# INSTRUCTIONS TO FOLLOW:
Reproduce the lines below verbatim, beginning with the line that contains "y-offset-label: 1e8 (80, 41, 105, 56)" and continuing through the line that contains "bar (102, 421, 144, 427)", both included.

····················

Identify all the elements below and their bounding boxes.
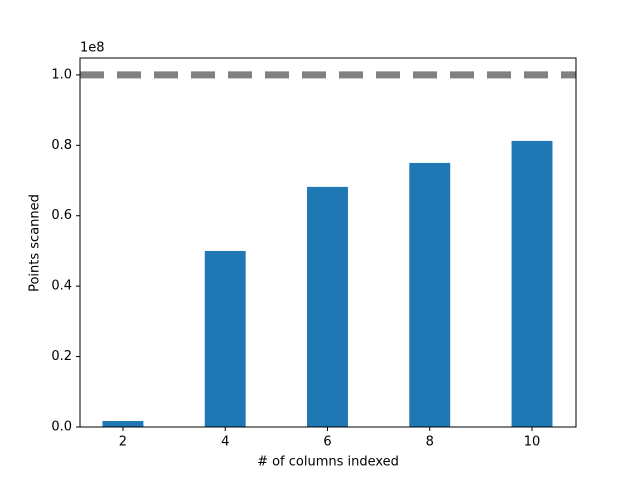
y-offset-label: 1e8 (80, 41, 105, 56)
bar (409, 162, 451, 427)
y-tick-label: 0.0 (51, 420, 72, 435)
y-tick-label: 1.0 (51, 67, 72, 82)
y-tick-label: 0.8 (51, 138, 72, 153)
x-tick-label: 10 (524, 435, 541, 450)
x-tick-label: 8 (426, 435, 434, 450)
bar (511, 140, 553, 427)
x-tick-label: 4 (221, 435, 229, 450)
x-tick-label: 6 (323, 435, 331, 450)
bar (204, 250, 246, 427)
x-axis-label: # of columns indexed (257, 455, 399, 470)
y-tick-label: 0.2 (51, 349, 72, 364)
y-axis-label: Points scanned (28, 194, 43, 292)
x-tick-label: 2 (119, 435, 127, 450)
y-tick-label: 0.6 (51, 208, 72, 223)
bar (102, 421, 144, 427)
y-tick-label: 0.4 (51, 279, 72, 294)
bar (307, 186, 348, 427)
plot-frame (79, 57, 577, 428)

····················

# RESULT:
y-offset-label: 1e8 (80, 41, 105, 56)
bar (409, 162, 451, 427)
y-tick-label: 0.0 (51, 420, 72, 435)
y-tick-label: 1.0 (51, 67, 72, 82)
y-tick-label: 0.8 (51, 138, 72, 153)
x-tick-label: 10 (524, 435, 541, 450)
x-tick-label: 8 (426, 435, 434, 450)
bar (511, 140, 553, 427)
x-tick-label: 4 (221, 435, 229, 450)
x-tick-label: 6 (323, 435, 331, 450)
bar (204, 250, 246, 427)
x-axis-label: # of columns indexed (257, 455, 399, 470)
y-tick-label: 0.2 (51, 349, 72, 364)
y-axis-label: Points scanned (28, 194, 43, 292)
x-tick-label: 2 (119, 435, 127, 450)
y-tick-label: 0.6 (51, 208, 72, 223)
bar (102, 421, 144, 427)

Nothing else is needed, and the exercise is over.